> _TASK DETAILS_
Output every entry exactly as written, skipping any pictures.

> _PROVIDED DATA_
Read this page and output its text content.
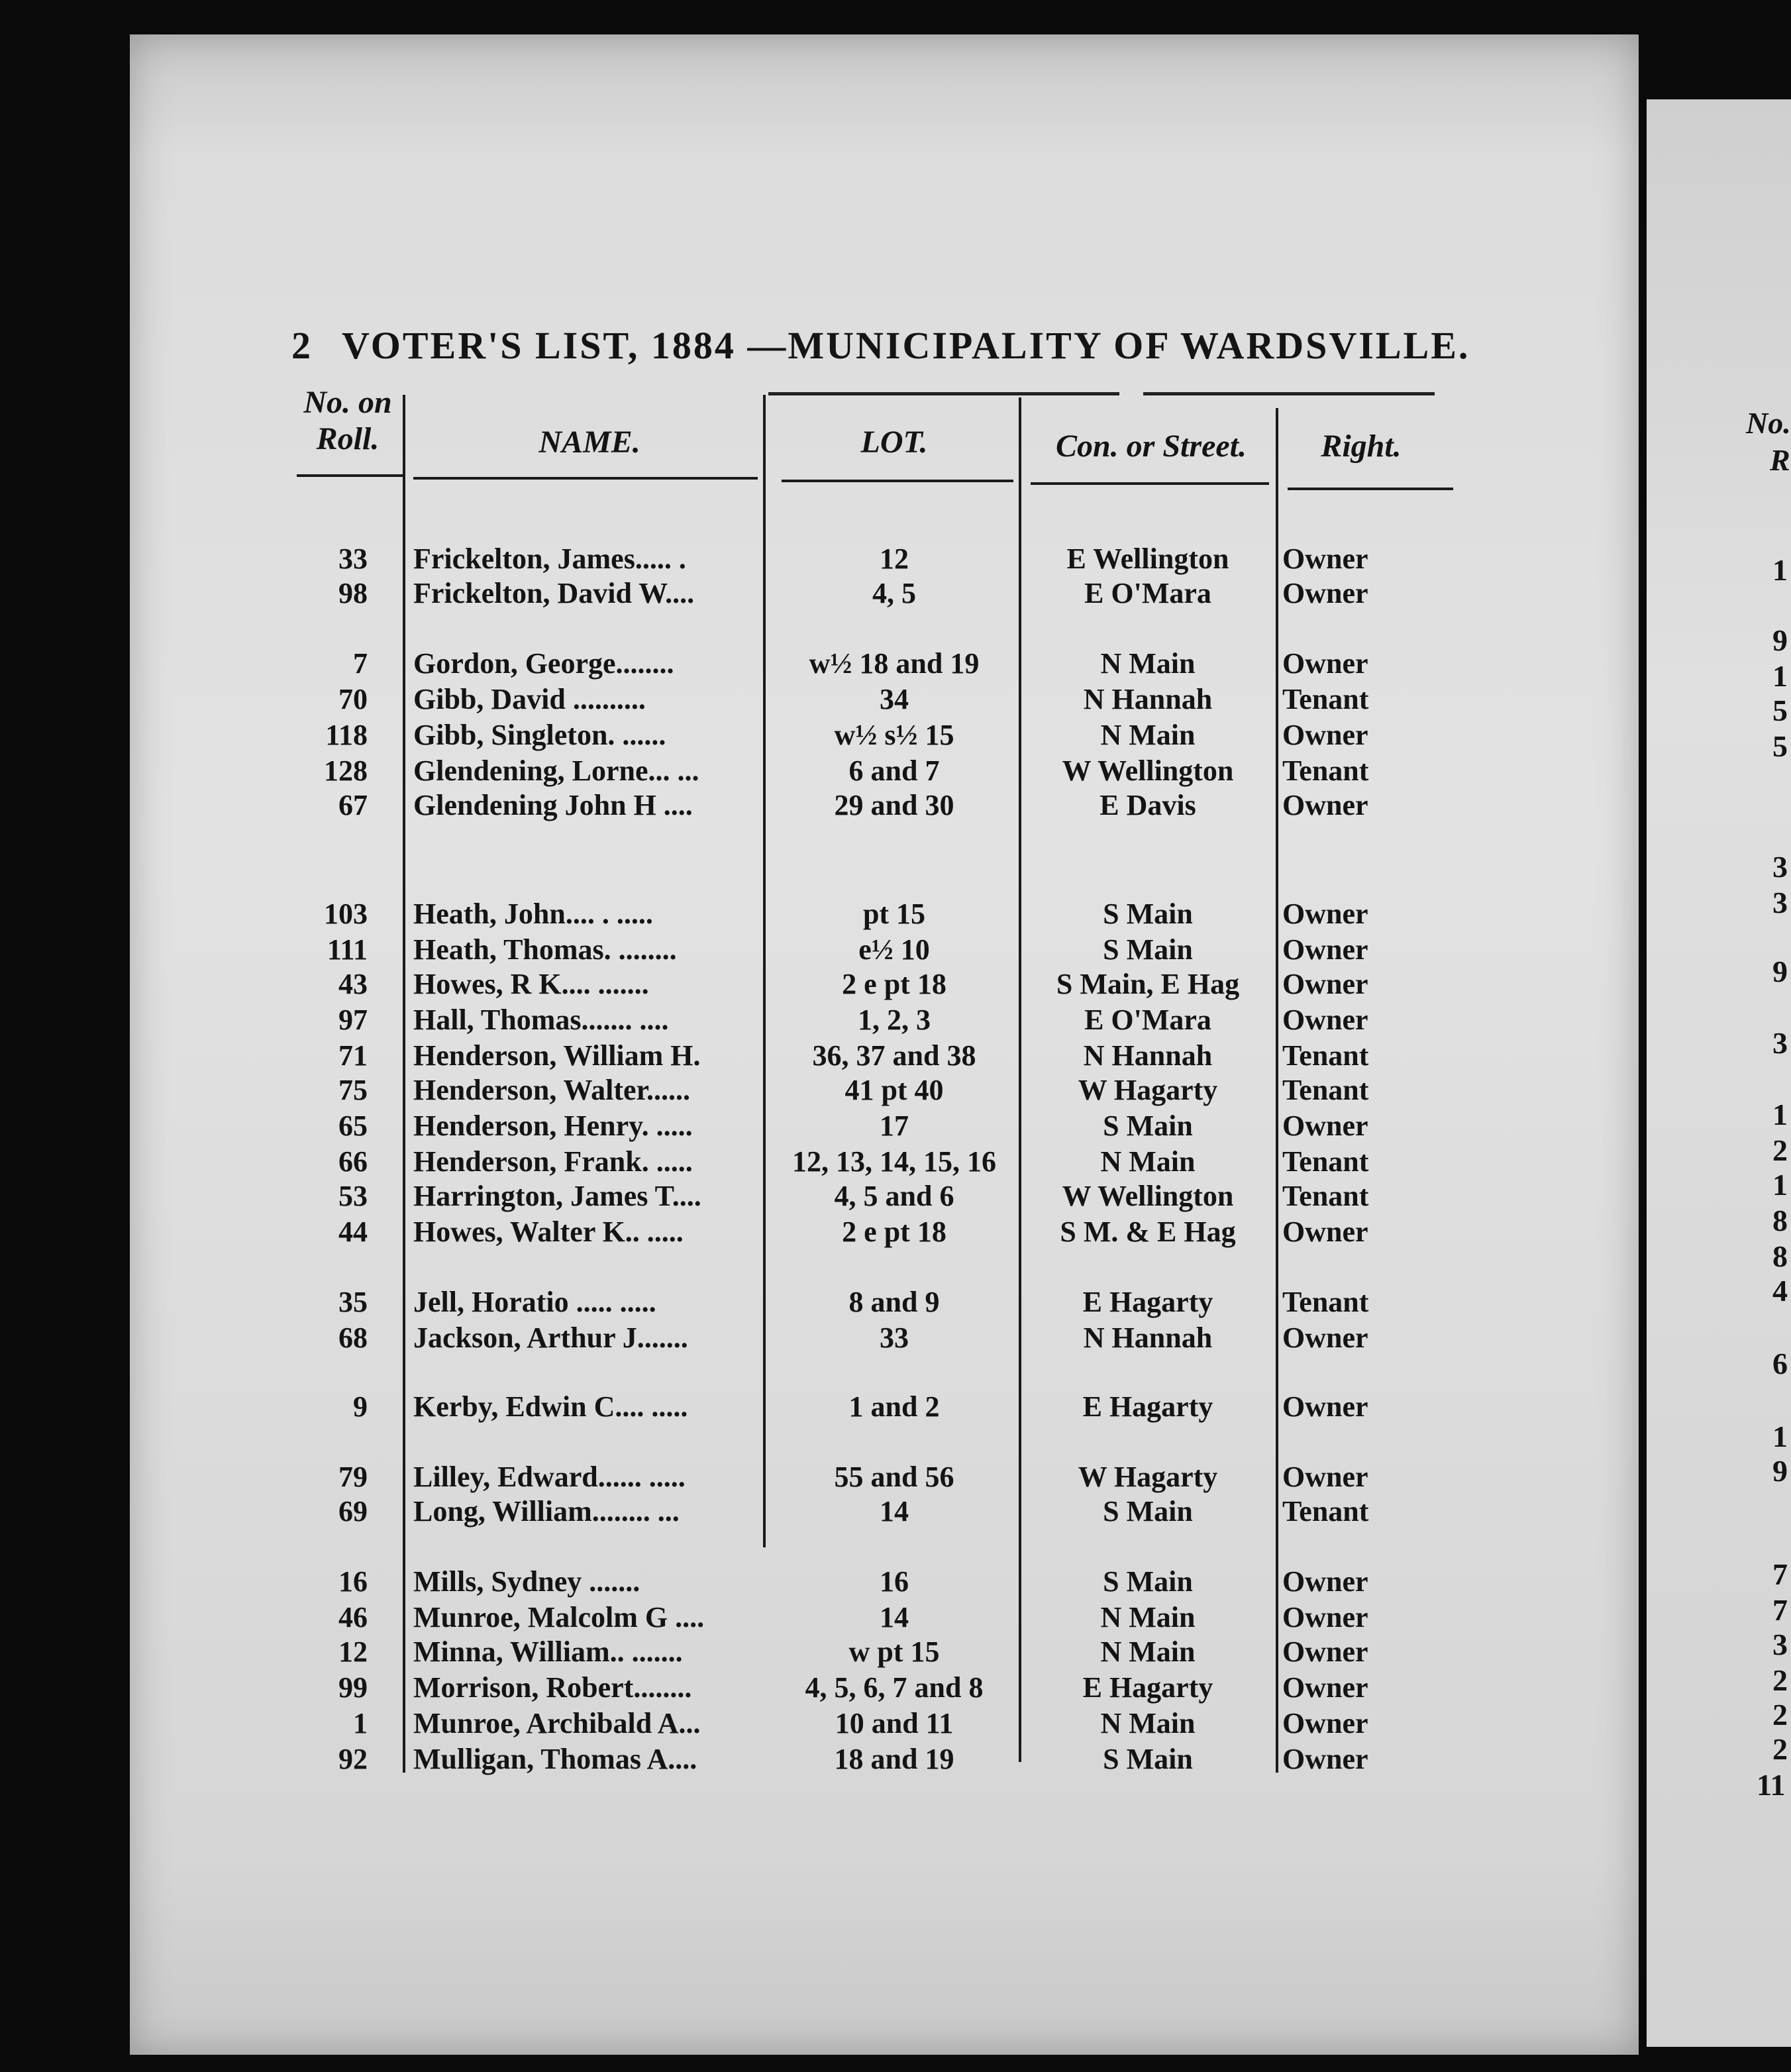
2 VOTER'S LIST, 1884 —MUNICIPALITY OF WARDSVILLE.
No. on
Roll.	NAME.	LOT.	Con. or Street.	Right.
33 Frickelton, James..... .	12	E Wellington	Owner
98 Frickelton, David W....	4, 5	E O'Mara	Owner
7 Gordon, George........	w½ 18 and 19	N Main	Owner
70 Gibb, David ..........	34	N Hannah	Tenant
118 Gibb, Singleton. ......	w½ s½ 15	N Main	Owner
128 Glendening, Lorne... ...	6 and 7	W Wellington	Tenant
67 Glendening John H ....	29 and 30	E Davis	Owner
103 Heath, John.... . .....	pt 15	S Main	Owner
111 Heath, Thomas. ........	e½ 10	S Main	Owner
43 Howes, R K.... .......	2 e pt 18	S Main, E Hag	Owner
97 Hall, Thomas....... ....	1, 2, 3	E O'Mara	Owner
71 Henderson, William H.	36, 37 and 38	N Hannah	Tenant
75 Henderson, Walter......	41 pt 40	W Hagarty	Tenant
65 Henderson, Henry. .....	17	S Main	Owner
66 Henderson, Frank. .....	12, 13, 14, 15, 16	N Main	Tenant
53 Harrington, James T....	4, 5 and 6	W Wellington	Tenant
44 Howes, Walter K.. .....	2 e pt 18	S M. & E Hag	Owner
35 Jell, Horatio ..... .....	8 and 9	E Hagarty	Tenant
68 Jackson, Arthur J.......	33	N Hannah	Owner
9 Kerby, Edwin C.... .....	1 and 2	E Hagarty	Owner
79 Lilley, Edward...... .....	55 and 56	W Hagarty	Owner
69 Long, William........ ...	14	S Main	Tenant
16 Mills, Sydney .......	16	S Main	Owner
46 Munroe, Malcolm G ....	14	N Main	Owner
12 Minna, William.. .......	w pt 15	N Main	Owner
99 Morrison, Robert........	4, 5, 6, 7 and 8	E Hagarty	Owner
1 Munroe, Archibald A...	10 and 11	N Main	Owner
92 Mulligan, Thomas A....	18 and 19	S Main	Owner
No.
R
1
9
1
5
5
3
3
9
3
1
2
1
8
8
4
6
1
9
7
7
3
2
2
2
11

> _RESULT BELOW_
Read this page and output its text content.
2 VOTER'S LIST, 1884 —MUNICIPALITY OF WARDSVILLE.
No. on
Roll.	NAME.	LOT.	Con. or Street.	Right.
33 Frickelton, James..... .	12	E Wellington	Owner
98 Frickelton, David W....	4, 5	E O'Mara	Owner
7 Gordon, George........	w½ 18 and 19	N Main	Owner
70 Gibb, David ..........	34	N Hannah	Tenant
118 Gibb, Singleton. ......	w½ s½ 15	N Main	Owner
128 Glendening, Lorne... ...	6 and 7	W Wellington	Tenant
67 Glendening John H ....	29 and 30	E Davis	Owner
103 Heath, John.... . .....	pt 15	S Main	Owner
111 Heath, Thomas. ........	e½ 10	S Main	Owner
43 Howes, R K.... .......	2 e pt 18	S Main, E Hag	Owner
97 Hall, Thomas....... ....	1, 2, 3	E O'Mara	Owner
71 Henderson, William H.	36, 37 and 38	N Hannah	Tenant
75 Henderson, Walter......	41 pt 40	W Hagarty	Tenant
65 Henderson, Henry. .....	17	S Main	Owner
66 Henderson, Frank. .....	12, 13, 14, 15, 16	N Main	Tenant
53 Harrington, James T....	4, 5 and 6	W Wellington	Tenant
44 Howes, Walter K.. .....	2 e pt 18	S M. & E Hag	Owner
35 Jell, Horatio ..... .....	8 and 9	E Hagarty	Tenant
68 Jackson, Arthur J.......	33	N Hannah	Owner
9 Kerby, Edwin C.... .....	1 and 2	E Hagarty	Owner
79 Lilley, Edward...... .....	55 and 56	W Hagarty	Owner
69 Long, William........ ...	14	S Main	Tenant
16 Mills, Sydney .......	16	S Main	Owner
46 Munroe, Malcolm G ....	14	N Main	Owner
12 Minna, William.. .......	w pt 15	N Main	Owner
99 Morrison, Robert........	4, 5, 6, 7 and 8	E Hagarty	Owner
1 Munroe, Archibald A...	10 and 11	N Main	Owner
92 Mulligan, Thomas A....	18 and 19	S Main	Owner
No.
R
1
9
1
5
5
3
3
9
3
1
2
1
8
8
4
6
1
9
7
7
3
2
2
2
11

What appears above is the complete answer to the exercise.